>> START
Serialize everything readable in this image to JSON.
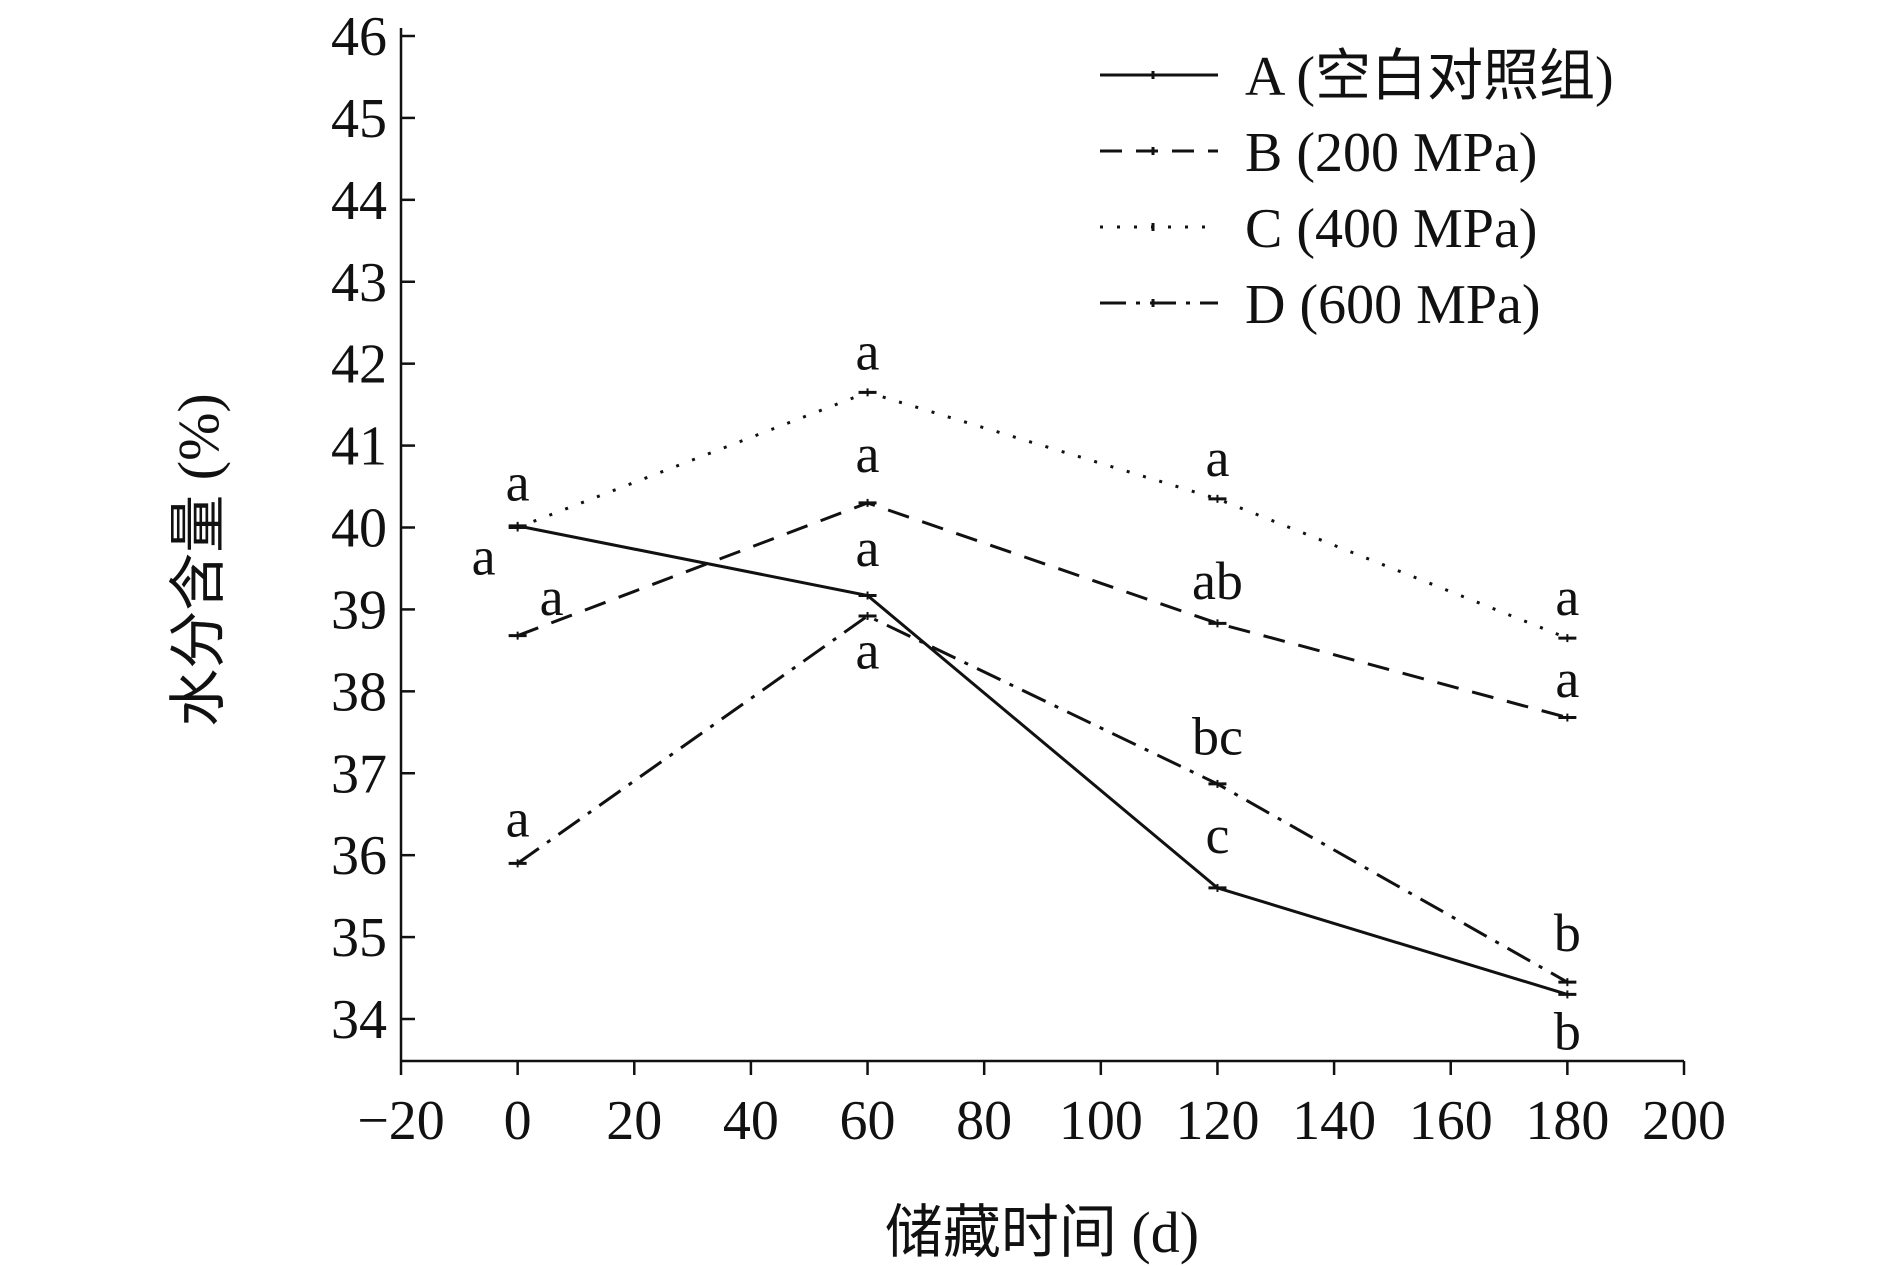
{
  "chart_data": {
    "type": "line",
    "title": "",
    "xlabel": "储藏时间 (d)",
    "ylabel": "水分含量 (%)",
    "xlim": [
      -20,
      200
    ],
    "ylim": [
      34,
      46
    ],
    "xticks": [
      -20,
      0,
      20,
      40,
      60,
      80,
      100,
      120,
      140,
      160,
      180,
      200
    ],
    "xtick_labels": [
      "−20",
      "0",
      "20",
      "40",
      "60",
      "80",
      "100",
      "120",
      "140",
      "160",
      "180",
      "200"
    ],
    "yticks": [
      34,
      35,
      36,
      37,
      38,
      39,
      40,
      41,
      42,
      43,
      44,
      45,
      46
    ],
    "ytick_labels": [
      "34",
      "35",
      "36",
      "37",
      "38",
      "39",
      "40",
      "41",
      "42",
      "43",
      "44",
      "45",
      "46"
    ],
    "grid": false,
    "legend_position": "top-right",
    "x": [
      0,
      60,
      120,
      180
    ],
    "series": [
      {
        "name": "A (空白对照组)",
        "style": "solid",
        "values": [
          40.02,
          39.17,
          35.6,
          34.3
        ]
      },
      {
        "name": "B (200 MPa)",
        "style": "dashed",
        "values": [
          38.68,
          40.3,
          38.83,
          37.68
        ]
      },
      {
        "name": "C (400 MPa)",
        "style": "dotted",
        "values": [
          40.0,
          41.65,
          40.35,
          38.65
        ]
      },
      {
        "name": "D (600 MPa)",
        "style": "dashdot",
        "values": [
          35.9,
          38.92,
          36.87,
          34.45
        ]
      }
    ],
    "annotations": [
      {
        "text": "a",
        "x": 0,
        "y": 40.5
      },
      {
        "text": "a",
        "x": 0,
        "y": 39.6
      },
      {
        "text": "a",
        "x": 0,
        "y": 39.1
      },
      {
        "text": "a",
        "x": 0,
        "y": 36.4
      },
      {
        "text": "a",
        "x": 60,
        "y": 42.1
      },
      {
        "text": "a",
        "x": 60,
        "y": 40.85
      },
      {
        "text": "a",
        "x": 60,
        "y": 39.7
      },
      {
        "text": "a",
        "x": 60,
        "y": 38.45
      },
      {
        "text": "a",
        "x": 120,
        "y": 40.8
      },
      {
        "text": "ab",
        "x": 120,
        "y": 39.3
      },
      {
        "text": "bc",
        "x": 120,
        "y": 37.4
      },
      {
        "text": "c",
        "x": 120,
        "y": 36.2
      },
      {
        "text": "a",
        "x": 180,
        "y": 39.1
      },
      {
        "text": "a",
        "x": 180,
        "y": 38.1
      },
      {
        "text": "b",
        "x": 180,
        "y": 35.0
      },
      {
        "text": "b",
        "x": 180,
        "y": 33.8
      }
    ]
  }
}
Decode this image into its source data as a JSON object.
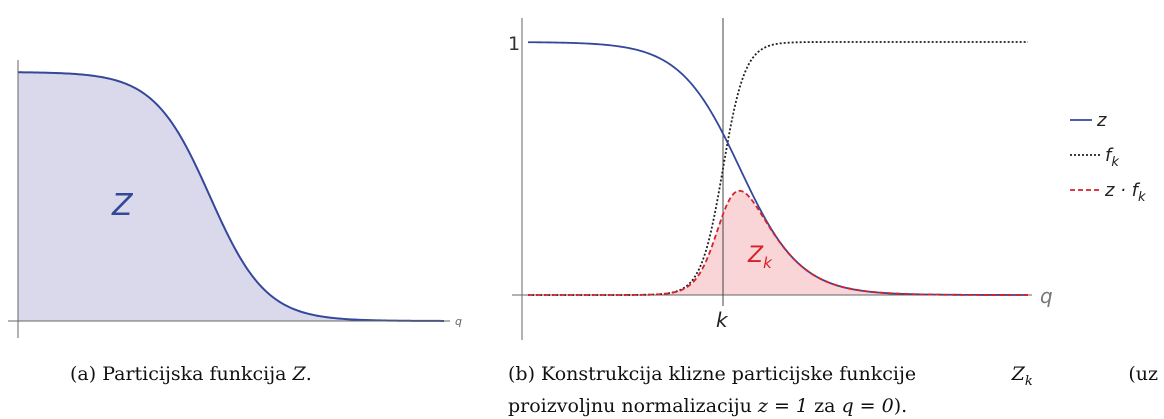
{
  "panel_a": {
    "area_label": "Z",
    "axis_label": "q",
    "caption": {
      "prefix": "(a) Particijska funkcija",
      "symbol": "Z",
      "end": "."
    }
  },
  "panel_b": {
    "y_label": "1",
    "x_marker": "k",
    "axis_label": "q",
    "area_label": {
      "main": "Z",
      "sub": "k"
    },
    "legend": [
      {
        "main": "z"
      },
      {
        "main": "f",
        "sub": "k"
      },
      {
        "main": "z · f",
        "sub": "k"
      }
    ],
    "caption": {
      "line1_a": "(b) Konstrukcija klizne particijske funkcije",
      "symbol": "Z",
      "symbol_sub": "k",
      "line1_b": "(uz",
      "line2_a": "proizvoljnu normalizaciju",
      "eq": "z = 1",
      "mid": "za",
      "eq2": "q = 0",
      "end": ")."
    }
  }
}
>> END
● YOUR TASK
Write the full listing out again with every line unchanged, but include no pictures.

● CORRECT ANSWER
Serialize everything readable in this image to JSON.
{
  "chart_data": {
    "type": "line",
    "title": "",
    "xlabel": "储藏时间 (d)",
    "ylabel": "水分含量 (%)",
    "xlim": [
      -20,
      200
    ],
    "ylim": [
      34,
      46
    ],
    "xticks": [
      -20,
      0,
      20,
      40,
      60,
      80,
      100,
      120,
      140,
      160,
      180,
      200
    ],
    "xtick_labels": [
      "−20",
      "0",
      "20",
      "40",
      "60",
      "80",
      "100",
      "120",
      "140",
      "160",
      "180",
      "200"
    ],
    "yticks": [
      34,
      35,
      36,
      37,
      38,
      39,
      40,
      41,
      42,
      43,
      44,
      45,
      46
    ],
    "ytick_labels": [
      "34",
      "35",
      "36",
      "37",
      "38",
      "39",
      "40",
      "41",
      "42",
      "43",
      "44",
      "45",
      "46"
    ],
    "grid": false,
    "legend_position": "top-right",
    "x": [
      0,
      60,
      120,
      180
    ],
    "series": [
      {
        "name": "A (空白对照组)",
        "style": "solid",
        "values": [
          40.02,
          39.17,
          35.6,
          34.3
        ]
      },
      {
        "name": "B (200 MPa)",
        "style": "dashed",
        "values": [
          38.68,
          40.3,
          38.83,
          37.68
        ]
      },
      {
        "name": "C (400 MPa)",
        "style": "dotted",
        "values": [
          40.0,
          41.65,
          40.35,
          38.65
        ]
      },
      {
        "name": "D (600 MPa)",
        "style": "dashdot",
        "values": [
          35.9,
          38.92,
          36.87,
          34.45
        ]
      }
    ],
    "annotations": [
      {
        "text": "a",
        "x": 0,
        "y": 40.5
      },
      {
        "text": "a",
        "x": 0,
        "y": 39.6
      },
      {
        "text": "a",
        "x": 0,
        "y": 39.1
      },
      {
        "text": "a",
        "x": 0,
        "y": 36.4
      },
      {
        "text": "a",
        "x": 60,
        "y": 42.1
      },
      {
        "text": "a",
        "x": 60,
        "y": 40.85
      },
      {
        "text": "a",
        "x": 60,
        "y": 39.7
      },
      {
        "text": "a",
        "x": 60,
        "y": 38.45
      },
      {
        "text": "a",
        "x": 120,
        "y": 40.8
      },
      {
        "text": "ab",
        "x": 120,
        "y": 39.3
      },
      {
        "text": "bc",
        "x": 120,
        "y": 37.4
      },
      {
        "text": "c",
        "x": 120,
        "y": 36.2
      },
      {
        "text": "a",
        "x": 180,
        "y": 39.1
      },
      {
        "text": "a",
        "x": 180,
        "y": 38.1
      },
      {
        "text": "b",
        "x": 180,
        "y": 35.0
      },
      {
        "text": "b",
        "x": 180,
        "y": 33.8
      }
    ]
  }
}
Decode this image into its source data as a JSON object.
{
  "panel_a": {
    "area_label": "Z",
    "axis_label": "q",
    "caption": {
      "prefix": "(a) Particijska funkcija",
      "symbol": "Z",
      "end": "."
    }
  },
  "panel_b": {
    "y_label": "1",
    "x_marker": "k",
    "axis_label": "q",
    "area_label": {
      "main": "Z",
      "sub": "k"
    },
    "legend": [
      {
        "main": "z"
      },
      {
        "main": "f",
        "sub": "k"
      },
      {
        "main": "z · f",
        "sub": "k"
      }
    ],
    "caption": {
      "line1_a": "(b) Konstrukcija klizne particijske funkcije",
      "symbol": "Z",
      "symbol_sub": "k",
      "line1_b": "(uz",
      "line2_a": "proizvoljnu normalizaciju",
      "eq": "z = 1",
      "mid": "za",
      "eq2": "q = 0",
      "end": ")."
    }
  }
}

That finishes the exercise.